** EXERCISE GOAL **
Return the records word for word. Any pictures in them are not part of the copy.

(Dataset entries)
<<<<

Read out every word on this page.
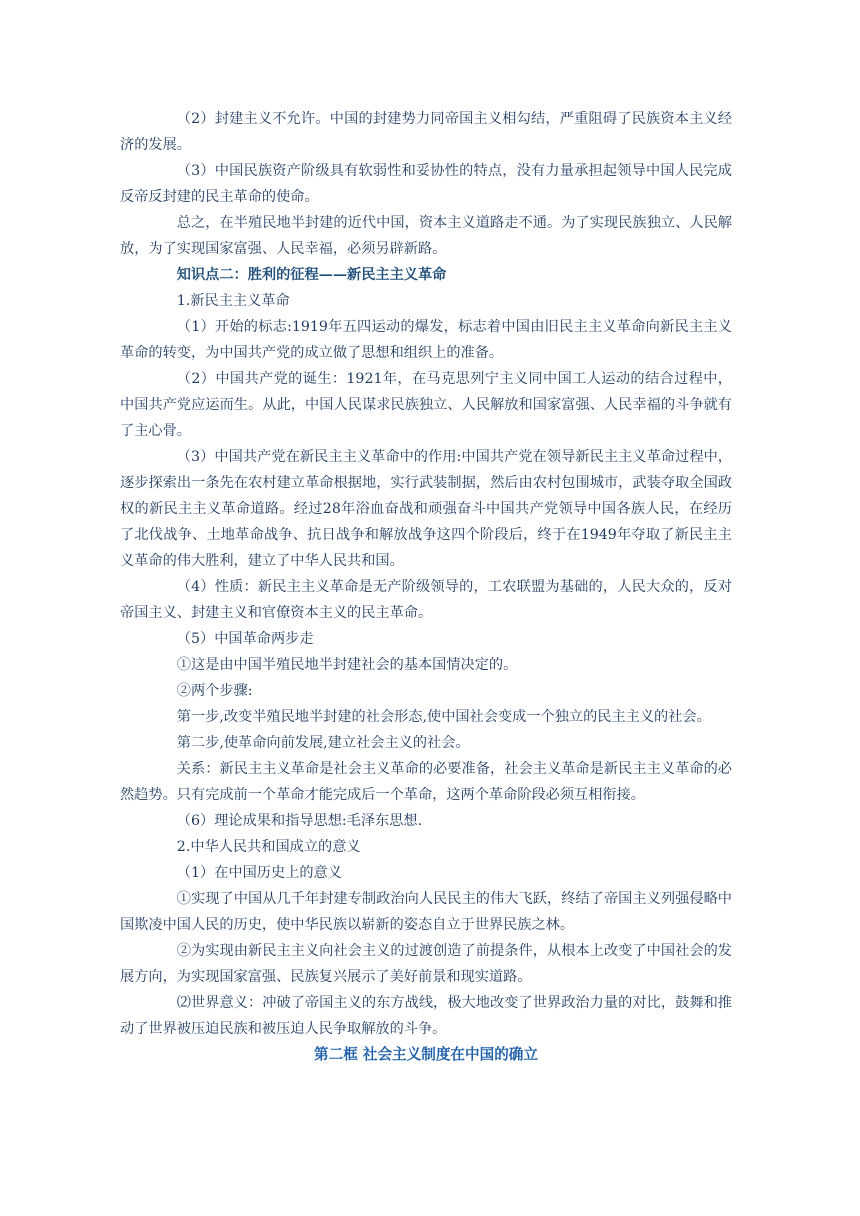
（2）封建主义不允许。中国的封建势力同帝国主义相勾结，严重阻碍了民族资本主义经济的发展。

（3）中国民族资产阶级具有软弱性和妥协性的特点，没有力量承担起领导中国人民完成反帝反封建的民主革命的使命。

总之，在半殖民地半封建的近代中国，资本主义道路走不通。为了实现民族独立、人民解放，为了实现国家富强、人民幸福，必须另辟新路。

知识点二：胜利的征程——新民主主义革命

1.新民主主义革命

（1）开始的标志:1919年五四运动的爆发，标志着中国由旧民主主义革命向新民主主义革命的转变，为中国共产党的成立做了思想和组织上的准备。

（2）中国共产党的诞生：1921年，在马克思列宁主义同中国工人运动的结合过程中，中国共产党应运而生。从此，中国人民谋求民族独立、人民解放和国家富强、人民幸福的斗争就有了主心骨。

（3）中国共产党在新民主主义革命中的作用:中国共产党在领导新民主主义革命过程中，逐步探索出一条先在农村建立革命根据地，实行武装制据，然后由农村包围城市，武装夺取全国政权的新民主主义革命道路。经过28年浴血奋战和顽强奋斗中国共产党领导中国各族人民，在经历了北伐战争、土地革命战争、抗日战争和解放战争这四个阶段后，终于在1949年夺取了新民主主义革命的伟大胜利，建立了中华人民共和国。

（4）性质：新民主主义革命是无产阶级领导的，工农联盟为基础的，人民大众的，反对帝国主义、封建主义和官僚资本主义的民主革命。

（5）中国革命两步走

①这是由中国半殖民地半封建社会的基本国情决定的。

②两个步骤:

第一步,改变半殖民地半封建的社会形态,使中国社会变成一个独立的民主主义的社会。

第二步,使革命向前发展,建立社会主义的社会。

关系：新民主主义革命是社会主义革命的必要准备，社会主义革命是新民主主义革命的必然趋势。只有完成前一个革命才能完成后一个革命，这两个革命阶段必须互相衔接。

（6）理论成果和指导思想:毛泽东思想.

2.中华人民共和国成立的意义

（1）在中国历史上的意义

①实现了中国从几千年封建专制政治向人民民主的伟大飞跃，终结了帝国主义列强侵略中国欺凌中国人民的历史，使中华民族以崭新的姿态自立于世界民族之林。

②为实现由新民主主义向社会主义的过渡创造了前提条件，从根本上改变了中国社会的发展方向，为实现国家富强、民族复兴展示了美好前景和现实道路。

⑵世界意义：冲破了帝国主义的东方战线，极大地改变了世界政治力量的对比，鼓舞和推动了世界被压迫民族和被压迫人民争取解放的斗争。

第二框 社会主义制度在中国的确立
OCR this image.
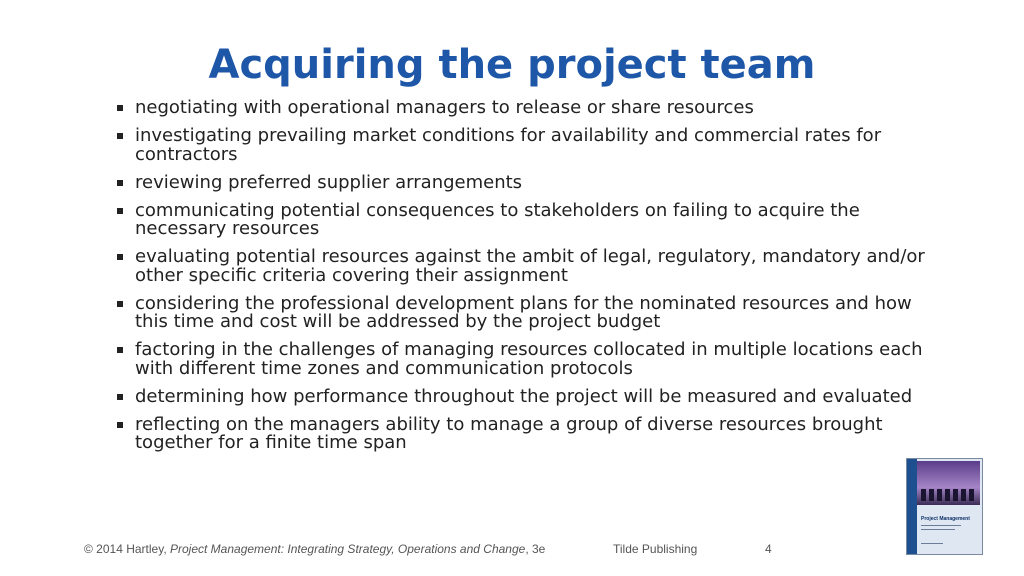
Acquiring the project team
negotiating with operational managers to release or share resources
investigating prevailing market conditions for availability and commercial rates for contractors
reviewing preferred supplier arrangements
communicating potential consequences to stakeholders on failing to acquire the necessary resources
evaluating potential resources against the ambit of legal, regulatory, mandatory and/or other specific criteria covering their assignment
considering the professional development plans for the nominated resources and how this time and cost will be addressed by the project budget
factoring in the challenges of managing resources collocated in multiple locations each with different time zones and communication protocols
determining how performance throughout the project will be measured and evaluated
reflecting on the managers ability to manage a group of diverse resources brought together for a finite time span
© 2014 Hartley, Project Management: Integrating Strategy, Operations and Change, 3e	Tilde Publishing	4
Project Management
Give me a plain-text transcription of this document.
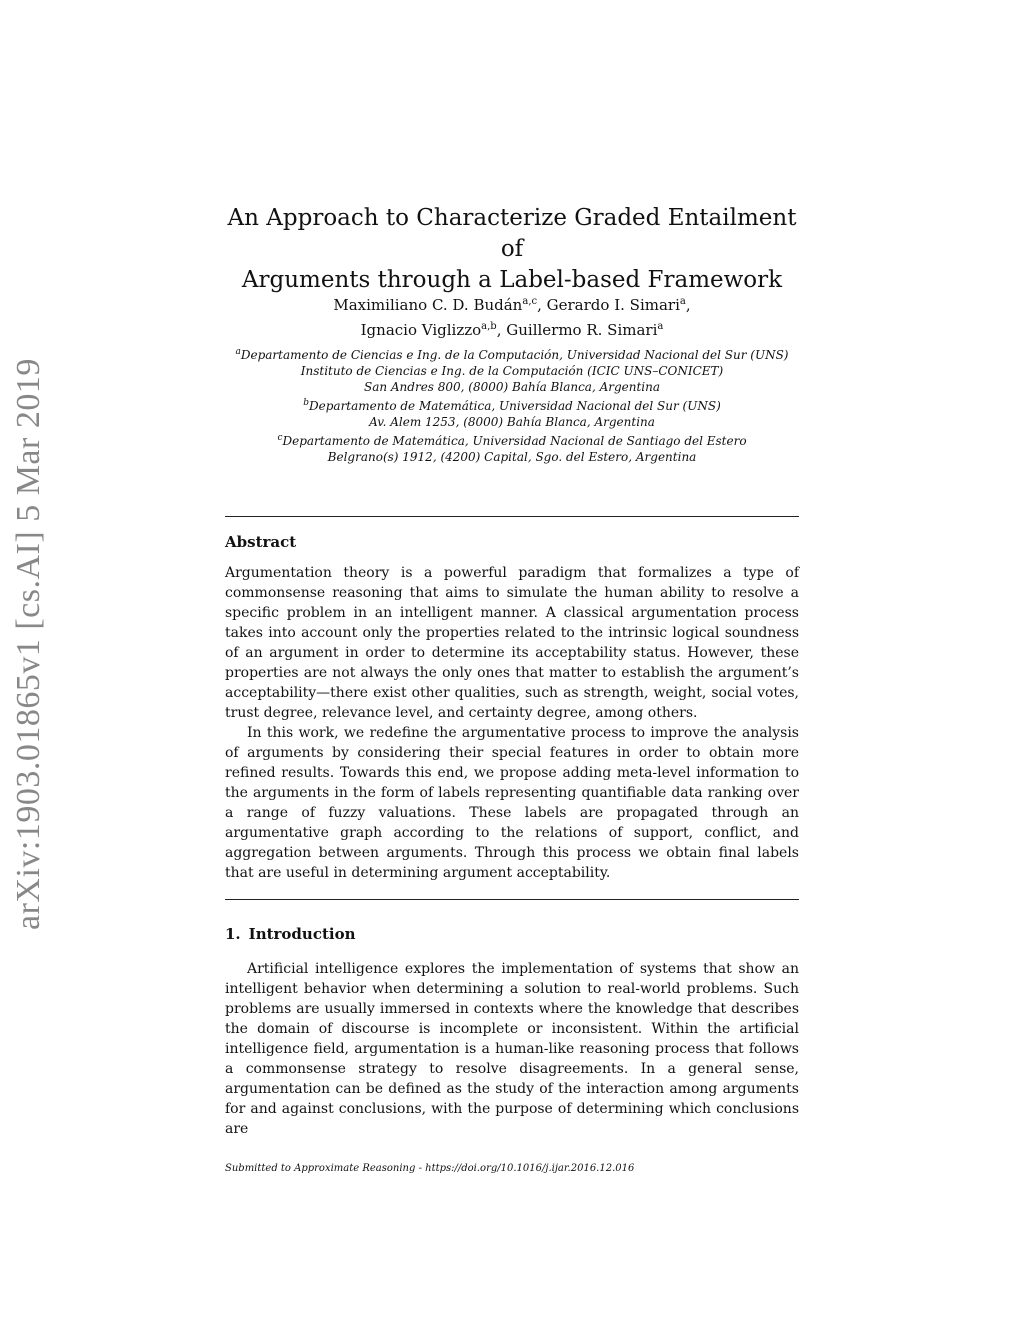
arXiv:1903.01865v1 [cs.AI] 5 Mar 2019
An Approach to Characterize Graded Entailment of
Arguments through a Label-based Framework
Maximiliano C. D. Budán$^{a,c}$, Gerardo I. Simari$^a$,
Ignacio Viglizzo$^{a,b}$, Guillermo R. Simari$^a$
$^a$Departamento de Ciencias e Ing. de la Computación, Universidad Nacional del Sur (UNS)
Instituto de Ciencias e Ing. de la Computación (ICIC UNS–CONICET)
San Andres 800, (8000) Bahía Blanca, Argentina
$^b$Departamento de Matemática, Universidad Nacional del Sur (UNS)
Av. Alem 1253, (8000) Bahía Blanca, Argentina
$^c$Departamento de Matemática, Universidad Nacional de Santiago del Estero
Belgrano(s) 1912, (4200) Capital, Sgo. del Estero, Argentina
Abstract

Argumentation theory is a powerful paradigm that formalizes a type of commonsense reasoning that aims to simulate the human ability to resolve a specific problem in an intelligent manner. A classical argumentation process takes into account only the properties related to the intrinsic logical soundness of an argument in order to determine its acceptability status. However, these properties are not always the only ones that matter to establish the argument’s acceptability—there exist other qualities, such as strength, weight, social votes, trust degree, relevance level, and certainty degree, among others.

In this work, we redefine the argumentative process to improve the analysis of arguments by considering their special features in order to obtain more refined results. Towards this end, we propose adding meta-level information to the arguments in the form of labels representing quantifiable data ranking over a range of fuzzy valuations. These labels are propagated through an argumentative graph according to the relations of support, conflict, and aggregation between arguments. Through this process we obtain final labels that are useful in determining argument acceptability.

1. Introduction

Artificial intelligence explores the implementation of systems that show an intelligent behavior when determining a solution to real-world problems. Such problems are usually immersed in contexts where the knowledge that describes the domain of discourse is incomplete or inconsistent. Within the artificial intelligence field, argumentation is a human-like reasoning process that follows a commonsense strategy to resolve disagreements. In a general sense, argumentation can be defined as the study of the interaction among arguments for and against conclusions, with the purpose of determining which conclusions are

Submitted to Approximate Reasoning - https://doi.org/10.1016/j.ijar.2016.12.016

>>>>

** EXERCISE RESULT **
Read out every word on this page.
（2）封建主义不允许。中国的封建势力同帝国主义相勾结，严重阻碍了民族资本主义经济的发展。

（3）中国民族资产阶级具有软弱性和妥协性的特点，没有力量承担起领导中国人民完成反帝反封建的民主革命的使命。

总之，在半殖民地半封建的近代中国，资本主义道路走不通。为了实现民族独立、人民解放，为了实现国家富强、人民幸福，必须另辟新路。

知识点二：胜利的征程——新民主主义革命

1.新民主主义革命

（1）开始的标志:1919年五四运动的爆发，标志着中国由旧民主主义革命向新民主主义革命的转变，为中国共产党的成立做了思想和组织上的准备。

（2）中国共产党的诞生：1921年，在马克思列宁主义同中国工人运动的结合过程中，中国共产党应运而生。从此，中国人民谋求民族独立、人民解放和国家富强、人民幸福的斗争就有了主心骨。

（3）中国共产党在新民主主义革命中的作用:中国共产党在领导新民主主义革命过程中，逐步探索出一条先在农村建立革命根据地，实行武装制据，然后由农村包围城市，武装夺取全国政权的新民主主义革命道路。经过28年浴血奋战和顽强奋斗中国共产党领导中国各族人民，在经历了北伐战争、土地革命战争、抗日战争和解放战争这四个阶段后，终于在1949年夺取了新民主主义革命的伟大胜利，建立了中华人民共和国。

（4）性质：新民主主义革命是无产阶级领导的，工农联盟为基础的，人民大众的，反对帝国主义、封建主义和官僚资本主义的民主革命。

（5）中国革命两步走

①这是由中国半殖民地半封建社会的基本国情决定的。

②两个步骤:

第一步,改变半殖民地半封建的社会形态,使中国社会变成一个独立的民主主义的社会。

第二步,使革命向前发展,建立社会主义的社会。

关系：新民主主义革命是社会主义革命的必要准备，社会主义革命是新民主主义革命的必然趋势。只有完成前一个革命才能完成后一个革命，这两个革命阶段必须互相衔接。

（6）理论成果和指导思想:毛泽东思想.

2.中华人民共和国成立的意义

（1）在中国历史上的意义

①实现了中国从几千年封建专制政治向人民民主的伟大飞跃，终结了帝国主义列强侵略中国欺凌中国人民的历史，使中华民族以崭新的姿态自立于世界民族之林。

②为实现由新民主主义向社会主义的过渡创造了前提条件，从根本上改变了中国社会的发展方向，为实现国家富强、民族复兴展示了美好前景和现实道路。

⑵世界意义：冲破了帝国主义的东方战线，极大地改变了世界政治力量的对比，鼓舞和推动了世界被压迫民族和被压迫人民争取解放的斗争。

第二框 社会主义制度在中国的确立
OCR this image.
Acquiring the project team
negotiating with operational managers to release or share resources
investigating prevailing market conditions for availability and commercial rates for contractors
reviewing preferred supplier arrangements
communicating potential consequences to stakeholders on failing to acquire the necessary resources
evaluating potential resources against the ambit of legal, regulatory, mandatory and/or other specific criteria covering their assignment
considering the professional development plans for the nominated resources and how this time and cost will be addressed by the project budget
factoring in the challenges of managing resources collocated in multiple locations each with different time zones and communication protocols
determining how performance throughout the project will be measured and evaluated
reflecting on the managers ability to manage a group of diverse resources brought together for a finite time span
© 2014 Hartley, Project Management: Integrating Strategy, Operations and Change, 3e	Tilde Publishing	4
Project Management
Give me a plain-text transcription of this document.
arXiv:1903.01865v1 [cs.AI] 5 Mar 2019
An Approach to Characterize Graded Entailment of
Arguments through a Label-based Framework
Maximiliano C. D. Budán$^{a,c}$, Gerardo I. Simari$^a$,
Ignacio Viglizzo$^{a,b}$, Guillermo R. Simari$^a$
$^a$Departamento de Ciencias e Ing. de la Computación, Universidad Nacional del Sur (UNS)
Instituto de Ciencias e Ing. de la Computación (ICIC UNS–CONICET)
San Andres 800, (8000) Bahía Blanca, Argentina
$^b$Departamento de Matemática, Universidad Nacional del Sur (UNS)
Av. Alem 1253, (8000) Bahía Blanca, Argentina
$^c$Departamento de Matemática, Universidad Nacional de Santiago del Estero
Belgrano(s) 1912, (4200) Capital, Sgo. del Estero, Argentina
Abstract

Argumentation theory is a powerful paradigm that formalizes a type of commonsense reasoning that aims to simulate the human ability to resolve a specific problem in an intelligent manner. A classical argumentation process takes into account only the properties related to the intrinsic logical soundness of an argument in order to determine its acceptability status. However, these properties are not always the only ones that matter to establish the argument’s acceptability—there exist other qualities, such as strength, weight, social votes, trust degree, relevance level, and certainty degree, among others.

In this work, we redefine the argumentative process to improve the analysis of arguments by considering their special features in order to obtain more refined results. Towards this end, we propose adding meta-level information to the arguments in the form of labels representing quantifiable data ranking over a range of fuzzy valuations. These labels are propagated through an argumentative graph according to the relations of support, conflict, and aggregation between arguments. Through this process we obtain final labels that are useful in determining argument acceptability.

1. Introduction

Artificial intelligence explores the implementation of systems that show an intelligent behavior when determining a solution to real-world problems. Such problems are usually immersed in contexts where the knowledge that describes the domain of discourse is incomplete or inconsistent. Within the artificial intelligence field, argumentation is a human-like reasoning process that follows a commonsense strategy to resolve disagreements. In a general sense, argumentation can be defined as the study of the interaction among arguments for and against conclusions, with the purpose of determining which conclusions are

Submitted to Approximate Reasoning - https://doi.org/10.1016/j.ijar.2016.12.016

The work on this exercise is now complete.